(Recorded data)
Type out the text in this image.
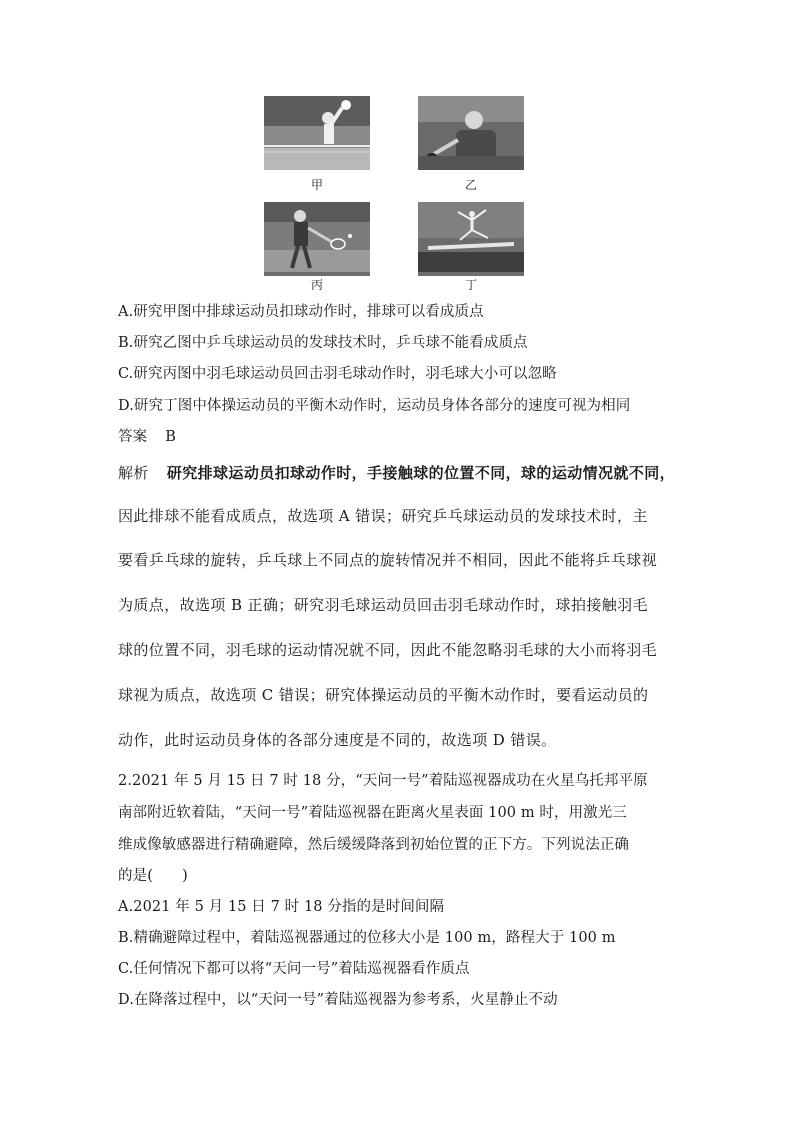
甲	乙
丙	丁
A.研究甲图中排球运动员扣球动作时，排球可以看成质点
B.研究乙图中乒乓球运动员的发球技术时，乒乓球不能看成质点
C.研究丙图中羽毛球运动员回击羽毛球动作时，羽毛球大小可以忽略
D.研究丁图中体操运动员的平衡木动作时，运动员身体各部分的速度可视为相同
答案 B
解析 研究排球运动员扣球动作时，手接触球的位置不同，球的运动情况就不同，
因此排球不能看成质点，故选项 A 错误；研究乒乓球运动员的发球技术时，主
要看乒乓球的旋转，乒乓球上不同点的旋转情况并不相同，因此不能将乒乓球视
为质点，故选项 B 正确；研究羽毛球运动员回击羽毛球动作时，球拍接触羽毛
球的位置不同，羽毛球的运动情况就不同，因此不能忽略羽毛球的大小而将羽毛
球视为质点，故选项 C 错误；研究体操运动员的平衡木动作时，要看运动员的
动作，此时运动员身体的各部分速度是不同的，故选项 D 错误。
2.2021 年 5 月 15 日 7 时 18 分，“天问一号”着陆巡视器成功在火星乌托邦平原
南部附近软着陆，“天问一号”着陆巡视器在距离火星表面 100 m 时，用激光三
维成像敏感器进行精确避障，然后缓缓降落到初始位置的正下方。下列说法正确
的是(　　)
A.2021 年 5 月 15 日 7 时 18 分指的是时间间隔
B.精确避障过程中，着陆巡视器通过的位移大小是 100 m，路程大于 100 m
C.任何情况下都可以将“天问一号”着陆巡视器看作质点
D.在降落过程中，以“天问一号”着陆巡视器为参考系，火星静止不动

• _Your goal_
Write out the entries again, exactly as given, skipping any images.

• _Final answer_
Type out the text in this image.
甲	乙
丙	丁
A.研究甲图中排球运动员扣球动作时，排球可以看成质点
B.研究乙图中乒乓球运动员的发球技术时，乒乓球不能看成质点
C.研究丙图中羽毛球运动员回击羽毛球动作时，羽毛球大小可以忽略
D.研究丁图中体操运动员的平衡木动作时，运动员身体各部分的速度可视为相同
答案 B
解析 研究排球运动员扣球动作时，手接触球的位置不同，球的运动情况就不同，
因此排球不能看成质点，故选项 A 错误；研究乒乓球运动员的发球技术时，主
要看乒乓球的旋转，乒乓球上不同点的旋转情况并不相同，因此不能将乒乓球视
为质点，故选项 B 正确；研究羽毛球运动员回击羽毛球动作时，球拍接触羽毛
球的位置不同，羽毛球的运动情况就不同，因此不能忽略羽毛球的大小而将羽毛
球视为质点，故选项 C 错误；研究体操运动员的平衡木动作时，要看运动员的
动作，此时运动员身体的各部分速度是不同的，故选项 D 错误。
2.2021 年 5 月 15 日 7 时 18 分，“天问一号”着陆巡视器成功在火星乌托邦平原
南部附近软着陆，“天问一号”着陆巡视器在距离火星表面 100 m 时，用激光三
维成像敏感器进行精确避障，然后缓缓降落到初始位置的正下方。下列说法正确
的是(　　)
A.2021 年 5 月 15 日 7 时 18 分指的是时间间隔
B.精确避障过程中，着陆巡视器通过的位移大小是 100 m，路程大于 100 m
C.任何情况下都可以将“天问一号”着陆巡视器看作质点
D.在降落过程中，以“天问一号”着陆巡视器为参考系，火星静止不动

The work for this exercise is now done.